__Input material__.
* BEGIN *

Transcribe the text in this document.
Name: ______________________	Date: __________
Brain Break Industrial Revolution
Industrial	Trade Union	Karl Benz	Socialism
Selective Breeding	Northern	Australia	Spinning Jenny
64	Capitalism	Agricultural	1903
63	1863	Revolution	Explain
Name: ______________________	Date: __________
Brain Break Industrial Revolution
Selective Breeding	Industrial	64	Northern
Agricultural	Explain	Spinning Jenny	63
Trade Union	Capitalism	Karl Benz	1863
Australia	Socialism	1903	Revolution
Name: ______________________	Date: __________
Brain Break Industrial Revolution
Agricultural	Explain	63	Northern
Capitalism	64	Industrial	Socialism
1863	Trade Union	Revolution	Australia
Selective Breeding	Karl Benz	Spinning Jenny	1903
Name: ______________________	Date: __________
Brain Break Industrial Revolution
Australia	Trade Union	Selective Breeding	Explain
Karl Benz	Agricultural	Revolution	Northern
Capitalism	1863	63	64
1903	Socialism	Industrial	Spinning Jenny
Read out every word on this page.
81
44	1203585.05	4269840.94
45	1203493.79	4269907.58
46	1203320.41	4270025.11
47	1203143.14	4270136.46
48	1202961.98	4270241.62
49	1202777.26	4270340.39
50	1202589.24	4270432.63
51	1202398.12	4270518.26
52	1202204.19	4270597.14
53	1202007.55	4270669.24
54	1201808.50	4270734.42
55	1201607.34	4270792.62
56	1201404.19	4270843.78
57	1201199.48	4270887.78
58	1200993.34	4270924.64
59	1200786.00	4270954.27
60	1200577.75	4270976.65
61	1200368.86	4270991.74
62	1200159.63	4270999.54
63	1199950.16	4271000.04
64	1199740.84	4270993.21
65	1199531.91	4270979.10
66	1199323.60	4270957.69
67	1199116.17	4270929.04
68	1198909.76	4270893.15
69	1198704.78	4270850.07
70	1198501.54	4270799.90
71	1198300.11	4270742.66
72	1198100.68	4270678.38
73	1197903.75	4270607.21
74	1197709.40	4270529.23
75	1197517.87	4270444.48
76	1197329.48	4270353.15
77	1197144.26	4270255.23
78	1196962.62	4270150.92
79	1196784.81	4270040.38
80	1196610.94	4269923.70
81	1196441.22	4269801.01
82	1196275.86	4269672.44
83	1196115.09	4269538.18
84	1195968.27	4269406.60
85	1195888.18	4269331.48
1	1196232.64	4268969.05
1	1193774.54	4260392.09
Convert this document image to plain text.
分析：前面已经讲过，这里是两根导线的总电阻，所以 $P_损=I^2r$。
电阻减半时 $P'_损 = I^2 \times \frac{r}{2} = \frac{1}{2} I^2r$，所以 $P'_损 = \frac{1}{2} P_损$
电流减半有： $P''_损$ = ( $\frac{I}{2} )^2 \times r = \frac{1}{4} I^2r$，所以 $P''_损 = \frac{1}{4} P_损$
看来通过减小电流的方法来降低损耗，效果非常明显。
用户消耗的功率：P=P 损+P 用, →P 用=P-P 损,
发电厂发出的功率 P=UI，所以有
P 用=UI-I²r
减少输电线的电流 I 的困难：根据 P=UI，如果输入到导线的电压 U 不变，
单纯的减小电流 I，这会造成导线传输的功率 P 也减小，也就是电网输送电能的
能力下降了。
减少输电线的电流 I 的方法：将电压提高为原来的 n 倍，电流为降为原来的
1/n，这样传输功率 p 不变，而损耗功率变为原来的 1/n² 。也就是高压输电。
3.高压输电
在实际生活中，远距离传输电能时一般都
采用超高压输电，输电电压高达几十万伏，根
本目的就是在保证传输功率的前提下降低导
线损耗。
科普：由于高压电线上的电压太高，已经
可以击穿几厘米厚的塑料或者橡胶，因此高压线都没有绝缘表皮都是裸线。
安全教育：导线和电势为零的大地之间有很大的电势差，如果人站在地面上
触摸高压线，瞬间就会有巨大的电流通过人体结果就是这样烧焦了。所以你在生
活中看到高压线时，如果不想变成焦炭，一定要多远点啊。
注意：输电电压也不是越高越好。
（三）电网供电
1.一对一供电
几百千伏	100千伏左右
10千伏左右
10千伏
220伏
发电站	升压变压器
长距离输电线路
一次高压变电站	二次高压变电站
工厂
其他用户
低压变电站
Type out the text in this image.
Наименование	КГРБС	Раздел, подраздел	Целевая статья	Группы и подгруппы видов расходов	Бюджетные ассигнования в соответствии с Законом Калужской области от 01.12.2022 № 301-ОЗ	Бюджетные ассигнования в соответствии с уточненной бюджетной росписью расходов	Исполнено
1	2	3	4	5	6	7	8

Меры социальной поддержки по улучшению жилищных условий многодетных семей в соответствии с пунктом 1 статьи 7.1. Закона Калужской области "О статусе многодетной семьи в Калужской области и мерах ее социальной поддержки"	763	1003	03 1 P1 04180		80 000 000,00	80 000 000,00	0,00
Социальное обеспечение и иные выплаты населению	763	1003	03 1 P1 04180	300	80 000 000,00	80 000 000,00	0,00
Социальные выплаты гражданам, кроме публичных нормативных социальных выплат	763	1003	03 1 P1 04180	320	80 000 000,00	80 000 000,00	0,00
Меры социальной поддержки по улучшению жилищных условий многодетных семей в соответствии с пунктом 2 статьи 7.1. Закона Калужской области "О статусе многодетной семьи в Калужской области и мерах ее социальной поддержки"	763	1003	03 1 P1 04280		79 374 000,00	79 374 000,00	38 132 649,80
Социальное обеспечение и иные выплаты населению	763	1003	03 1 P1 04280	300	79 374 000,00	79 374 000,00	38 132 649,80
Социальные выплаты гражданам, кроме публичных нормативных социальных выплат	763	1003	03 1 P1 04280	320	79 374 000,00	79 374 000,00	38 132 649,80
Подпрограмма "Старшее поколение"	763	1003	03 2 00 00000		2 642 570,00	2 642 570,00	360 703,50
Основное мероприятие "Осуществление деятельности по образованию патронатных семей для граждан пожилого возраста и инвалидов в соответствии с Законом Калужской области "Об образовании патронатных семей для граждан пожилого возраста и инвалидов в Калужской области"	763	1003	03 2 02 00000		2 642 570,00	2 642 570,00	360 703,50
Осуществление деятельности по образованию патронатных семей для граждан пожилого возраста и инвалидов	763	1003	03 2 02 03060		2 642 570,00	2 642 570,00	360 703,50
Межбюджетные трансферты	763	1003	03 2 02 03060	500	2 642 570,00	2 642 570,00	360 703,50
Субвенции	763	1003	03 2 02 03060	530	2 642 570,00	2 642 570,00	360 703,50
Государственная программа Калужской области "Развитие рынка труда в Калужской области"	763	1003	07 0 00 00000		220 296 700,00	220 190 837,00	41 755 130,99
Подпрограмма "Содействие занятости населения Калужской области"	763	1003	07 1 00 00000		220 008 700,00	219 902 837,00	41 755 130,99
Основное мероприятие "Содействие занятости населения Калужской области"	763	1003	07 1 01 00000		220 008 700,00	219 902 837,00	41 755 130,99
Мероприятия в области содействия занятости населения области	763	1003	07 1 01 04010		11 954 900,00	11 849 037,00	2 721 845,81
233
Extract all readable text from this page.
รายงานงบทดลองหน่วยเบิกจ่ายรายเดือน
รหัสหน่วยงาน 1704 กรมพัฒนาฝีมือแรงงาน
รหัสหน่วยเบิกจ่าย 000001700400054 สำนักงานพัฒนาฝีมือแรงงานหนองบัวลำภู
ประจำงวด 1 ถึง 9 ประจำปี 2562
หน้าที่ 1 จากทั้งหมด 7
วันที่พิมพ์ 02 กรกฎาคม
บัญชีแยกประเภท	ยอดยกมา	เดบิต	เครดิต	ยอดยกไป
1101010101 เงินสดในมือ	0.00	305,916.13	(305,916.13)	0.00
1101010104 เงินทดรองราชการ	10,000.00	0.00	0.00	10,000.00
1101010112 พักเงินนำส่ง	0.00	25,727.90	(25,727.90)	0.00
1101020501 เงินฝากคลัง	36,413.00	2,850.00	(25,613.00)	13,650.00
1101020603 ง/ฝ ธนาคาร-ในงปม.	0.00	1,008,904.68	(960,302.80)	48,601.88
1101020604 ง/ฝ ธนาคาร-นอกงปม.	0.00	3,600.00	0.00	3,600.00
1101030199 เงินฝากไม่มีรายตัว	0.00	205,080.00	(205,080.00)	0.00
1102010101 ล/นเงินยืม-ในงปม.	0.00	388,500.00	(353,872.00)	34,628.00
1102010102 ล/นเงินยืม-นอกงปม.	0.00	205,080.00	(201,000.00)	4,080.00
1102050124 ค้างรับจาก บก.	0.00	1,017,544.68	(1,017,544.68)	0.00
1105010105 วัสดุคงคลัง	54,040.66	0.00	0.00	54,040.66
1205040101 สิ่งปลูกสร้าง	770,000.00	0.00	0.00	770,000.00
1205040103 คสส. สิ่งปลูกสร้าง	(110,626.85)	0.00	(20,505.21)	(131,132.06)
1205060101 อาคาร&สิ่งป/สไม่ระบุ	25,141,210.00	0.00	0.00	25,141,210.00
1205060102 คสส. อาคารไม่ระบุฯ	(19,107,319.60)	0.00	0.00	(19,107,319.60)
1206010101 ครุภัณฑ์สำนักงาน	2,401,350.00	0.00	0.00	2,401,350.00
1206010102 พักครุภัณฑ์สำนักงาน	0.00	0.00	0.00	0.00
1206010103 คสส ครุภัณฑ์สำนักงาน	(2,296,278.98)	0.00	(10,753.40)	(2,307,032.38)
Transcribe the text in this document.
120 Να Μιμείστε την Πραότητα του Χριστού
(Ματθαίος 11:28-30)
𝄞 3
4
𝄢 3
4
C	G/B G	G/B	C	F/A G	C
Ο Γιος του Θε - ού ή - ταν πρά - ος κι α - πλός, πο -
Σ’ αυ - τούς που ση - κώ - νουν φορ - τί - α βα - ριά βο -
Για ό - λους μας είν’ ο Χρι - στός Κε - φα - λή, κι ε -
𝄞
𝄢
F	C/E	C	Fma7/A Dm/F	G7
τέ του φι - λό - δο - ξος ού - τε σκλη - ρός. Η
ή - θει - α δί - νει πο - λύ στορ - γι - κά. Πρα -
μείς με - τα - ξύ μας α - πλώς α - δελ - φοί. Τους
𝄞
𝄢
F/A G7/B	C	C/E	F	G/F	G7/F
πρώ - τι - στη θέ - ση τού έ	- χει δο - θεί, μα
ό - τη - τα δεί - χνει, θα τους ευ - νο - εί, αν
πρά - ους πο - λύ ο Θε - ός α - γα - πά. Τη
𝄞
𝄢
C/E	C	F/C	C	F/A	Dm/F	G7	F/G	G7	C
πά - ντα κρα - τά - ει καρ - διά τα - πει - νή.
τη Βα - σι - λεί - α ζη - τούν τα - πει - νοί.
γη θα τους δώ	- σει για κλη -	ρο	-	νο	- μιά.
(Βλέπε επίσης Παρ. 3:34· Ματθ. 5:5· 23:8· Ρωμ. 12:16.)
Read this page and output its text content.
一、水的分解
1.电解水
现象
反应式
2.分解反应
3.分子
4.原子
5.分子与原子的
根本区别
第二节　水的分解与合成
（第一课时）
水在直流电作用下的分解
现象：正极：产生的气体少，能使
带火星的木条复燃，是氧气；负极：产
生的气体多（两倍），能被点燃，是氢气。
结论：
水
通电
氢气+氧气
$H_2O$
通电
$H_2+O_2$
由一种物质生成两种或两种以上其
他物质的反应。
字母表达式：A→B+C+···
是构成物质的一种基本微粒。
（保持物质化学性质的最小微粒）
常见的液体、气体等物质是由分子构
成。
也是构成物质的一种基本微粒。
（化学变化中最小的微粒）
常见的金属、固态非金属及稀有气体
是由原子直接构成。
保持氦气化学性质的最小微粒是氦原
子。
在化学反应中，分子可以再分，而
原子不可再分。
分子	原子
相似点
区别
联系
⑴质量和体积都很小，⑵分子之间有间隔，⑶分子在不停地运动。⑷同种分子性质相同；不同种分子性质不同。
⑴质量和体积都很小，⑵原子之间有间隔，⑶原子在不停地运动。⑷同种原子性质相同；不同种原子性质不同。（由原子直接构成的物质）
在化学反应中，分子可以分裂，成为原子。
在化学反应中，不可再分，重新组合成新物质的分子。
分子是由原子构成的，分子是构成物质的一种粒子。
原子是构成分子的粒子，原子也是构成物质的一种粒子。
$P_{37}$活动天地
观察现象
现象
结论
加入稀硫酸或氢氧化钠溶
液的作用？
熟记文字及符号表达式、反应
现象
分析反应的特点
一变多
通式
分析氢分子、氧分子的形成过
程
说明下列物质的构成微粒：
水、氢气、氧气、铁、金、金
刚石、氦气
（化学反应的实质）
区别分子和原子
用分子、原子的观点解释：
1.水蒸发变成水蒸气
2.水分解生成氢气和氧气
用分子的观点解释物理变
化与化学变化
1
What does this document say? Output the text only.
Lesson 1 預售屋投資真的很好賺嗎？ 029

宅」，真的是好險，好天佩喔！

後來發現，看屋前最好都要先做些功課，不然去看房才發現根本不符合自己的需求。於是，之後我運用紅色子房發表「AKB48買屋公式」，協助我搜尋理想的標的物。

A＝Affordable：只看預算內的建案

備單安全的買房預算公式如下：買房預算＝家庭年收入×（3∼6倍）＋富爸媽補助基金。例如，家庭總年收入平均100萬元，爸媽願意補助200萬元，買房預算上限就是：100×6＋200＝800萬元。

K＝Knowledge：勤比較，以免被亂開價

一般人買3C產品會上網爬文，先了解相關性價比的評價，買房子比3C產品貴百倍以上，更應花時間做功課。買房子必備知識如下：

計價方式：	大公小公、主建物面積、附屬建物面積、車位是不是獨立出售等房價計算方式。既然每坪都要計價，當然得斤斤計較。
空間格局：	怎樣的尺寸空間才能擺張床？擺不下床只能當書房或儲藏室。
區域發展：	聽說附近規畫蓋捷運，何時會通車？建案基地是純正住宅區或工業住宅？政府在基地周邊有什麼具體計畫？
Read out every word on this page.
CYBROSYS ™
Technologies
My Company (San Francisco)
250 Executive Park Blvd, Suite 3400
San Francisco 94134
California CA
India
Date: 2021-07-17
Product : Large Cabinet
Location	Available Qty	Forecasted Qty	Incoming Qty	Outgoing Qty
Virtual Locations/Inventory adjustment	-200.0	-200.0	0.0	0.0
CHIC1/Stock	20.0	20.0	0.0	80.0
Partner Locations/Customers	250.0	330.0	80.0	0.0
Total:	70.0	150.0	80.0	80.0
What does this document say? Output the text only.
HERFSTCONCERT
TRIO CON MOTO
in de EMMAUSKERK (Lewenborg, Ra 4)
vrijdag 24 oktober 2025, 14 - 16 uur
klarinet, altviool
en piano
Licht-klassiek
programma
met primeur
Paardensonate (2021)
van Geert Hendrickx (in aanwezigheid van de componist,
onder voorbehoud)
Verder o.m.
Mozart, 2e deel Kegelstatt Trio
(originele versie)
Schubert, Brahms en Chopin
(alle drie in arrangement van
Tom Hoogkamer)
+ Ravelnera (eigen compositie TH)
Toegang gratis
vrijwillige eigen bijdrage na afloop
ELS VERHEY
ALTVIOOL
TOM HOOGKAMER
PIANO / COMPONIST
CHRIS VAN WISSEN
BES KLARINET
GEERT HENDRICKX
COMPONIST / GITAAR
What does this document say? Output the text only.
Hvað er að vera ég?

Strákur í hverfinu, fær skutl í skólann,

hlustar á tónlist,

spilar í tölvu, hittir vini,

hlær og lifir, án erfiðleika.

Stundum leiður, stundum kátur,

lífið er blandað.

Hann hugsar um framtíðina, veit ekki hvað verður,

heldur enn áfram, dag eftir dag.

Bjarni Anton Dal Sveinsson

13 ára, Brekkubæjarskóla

* END *

__Your goal__.
Show the lines of the material that contain the word "социальных".

__Written response__.
Социальные выплаты гражданам, кроме публичных нормативных социальных выплат	763	1003	03 1 P1 04180	320	80 000 000,00	80 000 000,00	0,00
Социальные выплаты гражданам, кроме публичных нормативных социальных выплат	763	1003	03 1 P1 04280	320	79 374 000,00	79 374 000,00	38 132 649,80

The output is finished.